Wherever the string "Total" appears, copy the whole line.

>> start Supplied information

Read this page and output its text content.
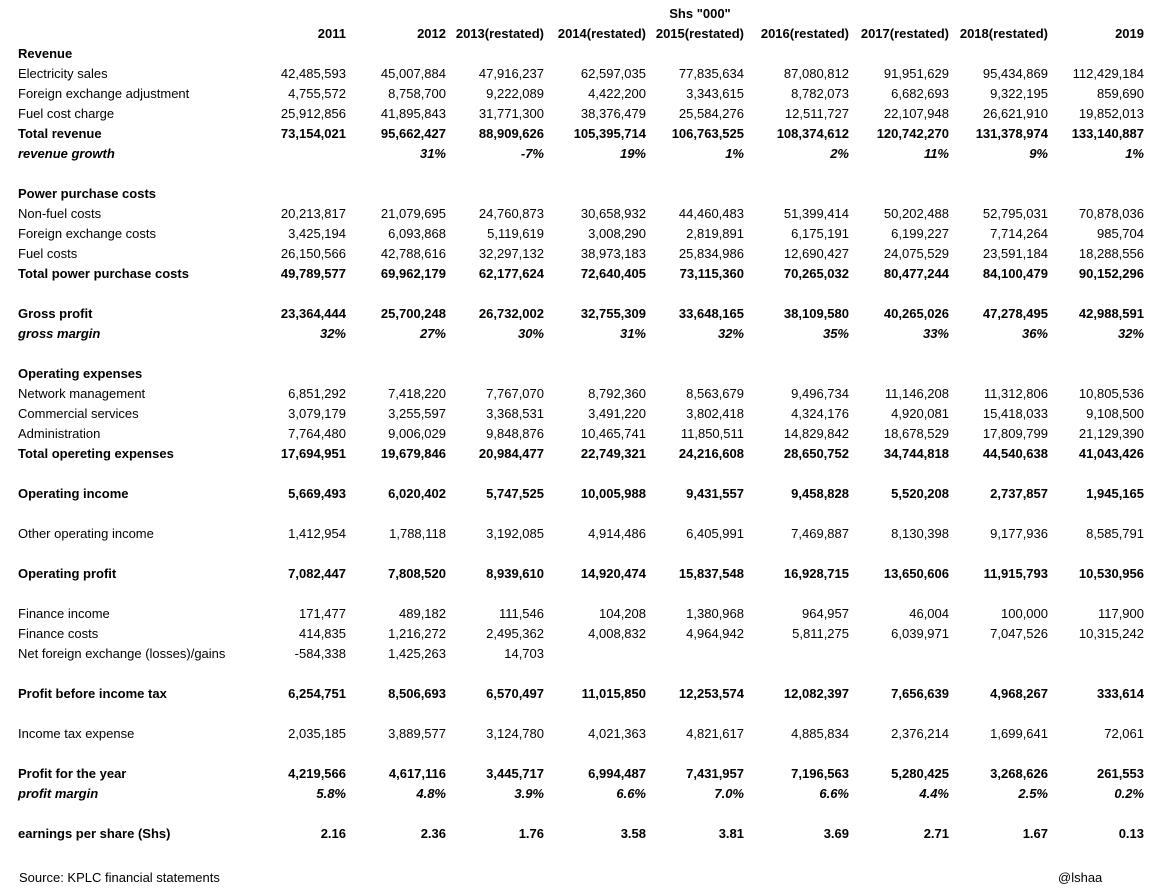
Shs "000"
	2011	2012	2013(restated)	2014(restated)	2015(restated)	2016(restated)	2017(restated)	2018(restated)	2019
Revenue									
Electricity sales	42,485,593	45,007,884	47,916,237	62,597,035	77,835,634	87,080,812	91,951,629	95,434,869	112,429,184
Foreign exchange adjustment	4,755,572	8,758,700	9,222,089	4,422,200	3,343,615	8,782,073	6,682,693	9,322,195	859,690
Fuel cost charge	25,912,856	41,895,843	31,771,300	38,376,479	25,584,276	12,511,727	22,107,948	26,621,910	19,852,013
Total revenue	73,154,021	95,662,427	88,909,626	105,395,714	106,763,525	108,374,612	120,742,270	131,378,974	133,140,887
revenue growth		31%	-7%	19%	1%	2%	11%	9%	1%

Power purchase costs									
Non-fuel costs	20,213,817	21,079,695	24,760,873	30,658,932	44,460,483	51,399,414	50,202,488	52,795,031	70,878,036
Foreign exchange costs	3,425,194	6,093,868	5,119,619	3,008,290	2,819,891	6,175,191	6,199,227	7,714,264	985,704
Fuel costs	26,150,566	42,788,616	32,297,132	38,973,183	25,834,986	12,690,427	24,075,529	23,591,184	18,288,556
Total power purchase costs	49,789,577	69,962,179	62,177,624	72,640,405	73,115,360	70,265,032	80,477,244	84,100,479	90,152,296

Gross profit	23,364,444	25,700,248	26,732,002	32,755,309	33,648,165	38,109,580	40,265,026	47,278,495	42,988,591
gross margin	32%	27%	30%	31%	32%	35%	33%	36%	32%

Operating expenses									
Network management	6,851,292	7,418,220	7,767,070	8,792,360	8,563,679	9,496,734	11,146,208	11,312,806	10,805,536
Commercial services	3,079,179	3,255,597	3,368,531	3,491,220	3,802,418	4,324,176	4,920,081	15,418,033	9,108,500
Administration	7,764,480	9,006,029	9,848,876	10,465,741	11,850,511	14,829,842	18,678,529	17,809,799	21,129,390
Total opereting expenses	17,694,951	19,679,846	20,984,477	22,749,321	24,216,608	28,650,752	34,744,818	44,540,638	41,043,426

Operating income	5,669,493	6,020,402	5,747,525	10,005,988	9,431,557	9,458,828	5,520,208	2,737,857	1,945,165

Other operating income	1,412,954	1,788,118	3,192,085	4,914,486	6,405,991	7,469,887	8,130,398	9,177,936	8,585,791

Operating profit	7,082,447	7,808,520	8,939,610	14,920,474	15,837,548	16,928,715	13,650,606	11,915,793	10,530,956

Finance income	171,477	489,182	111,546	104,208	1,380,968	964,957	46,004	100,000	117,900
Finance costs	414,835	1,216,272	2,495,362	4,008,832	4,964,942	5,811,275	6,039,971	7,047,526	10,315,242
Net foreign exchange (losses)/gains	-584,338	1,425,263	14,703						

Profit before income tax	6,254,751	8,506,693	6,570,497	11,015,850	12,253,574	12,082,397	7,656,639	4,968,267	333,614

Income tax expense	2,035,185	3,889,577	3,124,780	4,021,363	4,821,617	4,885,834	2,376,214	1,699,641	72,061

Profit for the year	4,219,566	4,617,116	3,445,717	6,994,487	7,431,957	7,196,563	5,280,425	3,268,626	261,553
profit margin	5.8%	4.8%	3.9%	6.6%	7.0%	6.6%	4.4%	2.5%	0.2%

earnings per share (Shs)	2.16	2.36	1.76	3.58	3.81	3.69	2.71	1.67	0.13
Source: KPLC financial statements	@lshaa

>> end Supplied information

Final answer —
Total revenue	73,154,021	95,662,427	88,909,626	105,395,714	106,763,525	108,374,612	120,742,270	131,378,974	133,140,887
Total power purchase costs	49,789,577	69,962,179	62,177,624	72,640,405	73,115,360	70,265,032	80,477,244	84,100,479	90,152,296
Total opereting expenses	17,694,951	19,679,846	20,984,477	22,749,321	24,216,608	28,650,752	34,744,818	44,540,638	41,043,426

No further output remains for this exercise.